WHAT YOU NEED TO DO
Gather every line of the rows below that contains the string "plot". Case counts, so a line matches only when the letters have the same case.
** Begin DATA ROWS **
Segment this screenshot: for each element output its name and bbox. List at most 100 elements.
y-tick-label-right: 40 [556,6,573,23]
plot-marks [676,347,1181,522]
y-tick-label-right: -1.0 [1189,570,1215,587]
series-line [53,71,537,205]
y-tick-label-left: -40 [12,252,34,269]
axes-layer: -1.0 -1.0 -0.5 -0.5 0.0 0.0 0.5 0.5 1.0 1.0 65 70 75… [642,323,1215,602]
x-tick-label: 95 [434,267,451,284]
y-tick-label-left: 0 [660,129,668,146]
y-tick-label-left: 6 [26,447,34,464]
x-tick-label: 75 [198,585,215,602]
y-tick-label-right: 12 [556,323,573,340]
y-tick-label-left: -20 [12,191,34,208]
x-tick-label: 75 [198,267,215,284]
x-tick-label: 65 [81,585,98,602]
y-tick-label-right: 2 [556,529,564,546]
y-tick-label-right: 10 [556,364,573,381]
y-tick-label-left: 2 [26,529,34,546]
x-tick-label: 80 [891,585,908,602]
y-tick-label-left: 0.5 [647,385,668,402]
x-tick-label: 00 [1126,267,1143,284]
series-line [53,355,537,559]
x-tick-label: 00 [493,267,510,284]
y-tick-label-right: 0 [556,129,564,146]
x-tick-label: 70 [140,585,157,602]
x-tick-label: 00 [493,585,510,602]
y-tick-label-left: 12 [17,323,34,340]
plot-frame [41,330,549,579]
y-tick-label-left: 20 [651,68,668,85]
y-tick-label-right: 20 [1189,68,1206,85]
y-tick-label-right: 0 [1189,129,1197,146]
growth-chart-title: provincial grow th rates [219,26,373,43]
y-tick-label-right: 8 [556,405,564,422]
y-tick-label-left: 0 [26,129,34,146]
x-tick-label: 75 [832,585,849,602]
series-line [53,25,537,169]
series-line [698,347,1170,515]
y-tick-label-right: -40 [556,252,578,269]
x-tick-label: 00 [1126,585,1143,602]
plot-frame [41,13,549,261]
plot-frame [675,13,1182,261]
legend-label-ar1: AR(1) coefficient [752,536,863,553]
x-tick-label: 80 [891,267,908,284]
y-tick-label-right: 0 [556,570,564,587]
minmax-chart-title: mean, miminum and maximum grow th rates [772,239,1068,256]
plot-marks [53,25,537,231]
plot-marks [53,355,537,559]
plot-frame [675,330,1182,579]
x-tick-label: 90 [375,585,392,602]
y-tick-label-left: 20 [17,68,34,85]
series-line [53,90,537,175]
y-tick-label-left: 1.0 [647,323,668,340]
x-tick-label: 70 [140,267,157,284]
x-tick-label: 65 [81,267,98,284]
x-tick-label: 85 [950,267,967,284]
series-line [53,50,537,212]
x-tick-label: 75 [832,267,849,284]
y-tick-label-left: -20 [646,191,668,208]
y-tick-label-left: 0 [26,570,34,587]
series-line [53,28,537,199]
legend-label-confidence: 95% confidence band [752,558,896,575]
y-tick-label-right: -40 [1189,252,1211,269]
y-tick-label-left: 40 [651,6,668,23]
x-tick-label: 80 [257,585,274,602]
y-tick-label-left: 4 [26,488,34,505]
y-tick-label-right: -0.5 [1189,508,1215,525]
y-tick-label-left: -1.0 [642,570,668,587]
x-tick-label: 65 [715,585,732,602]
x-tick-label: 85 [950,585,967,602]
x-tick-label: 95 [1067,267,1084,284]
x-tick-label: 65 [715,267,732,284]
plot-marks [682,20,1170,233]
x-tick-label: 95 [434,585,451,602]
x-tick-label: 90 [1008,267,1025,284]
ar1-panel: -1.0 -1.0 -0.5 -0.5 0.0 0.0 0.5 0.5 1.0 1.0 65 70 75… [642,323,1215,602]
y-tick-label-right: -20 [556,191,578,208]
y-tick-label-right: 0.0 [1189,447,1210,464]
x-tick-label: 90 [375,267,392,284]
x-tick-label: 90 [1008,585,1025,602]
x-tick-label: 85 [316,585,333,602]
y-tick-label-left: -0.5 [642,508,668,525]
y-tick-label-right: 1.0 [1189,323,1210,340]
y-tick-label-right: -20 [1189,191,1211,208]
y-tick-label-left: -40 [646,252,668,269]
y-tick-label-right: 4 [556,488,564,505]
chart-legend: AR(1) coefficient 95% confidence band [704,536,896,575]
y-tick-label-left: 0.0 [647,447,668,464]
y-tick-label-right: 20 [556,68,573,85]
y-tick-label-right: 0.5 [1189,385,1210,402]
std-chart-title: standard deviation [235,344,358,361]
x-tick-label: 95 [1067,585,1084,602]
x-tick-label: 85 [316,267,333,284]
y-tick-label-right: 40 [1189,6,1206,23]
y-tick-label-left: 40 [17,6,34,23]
** End DATA ROWS **
EXERCISE RESULT
plot-marks [676,347,1181,522]
plot-frame [41,330,549,579]
plot-frame [41,13,549,261]
plot-frame [675,13,1182,261]
plot-marks [53,25,537,231]
plot-marks [53,355,537,559]
plot-frame [675,330,1182,579]
plot-marks [682,20,1170,233]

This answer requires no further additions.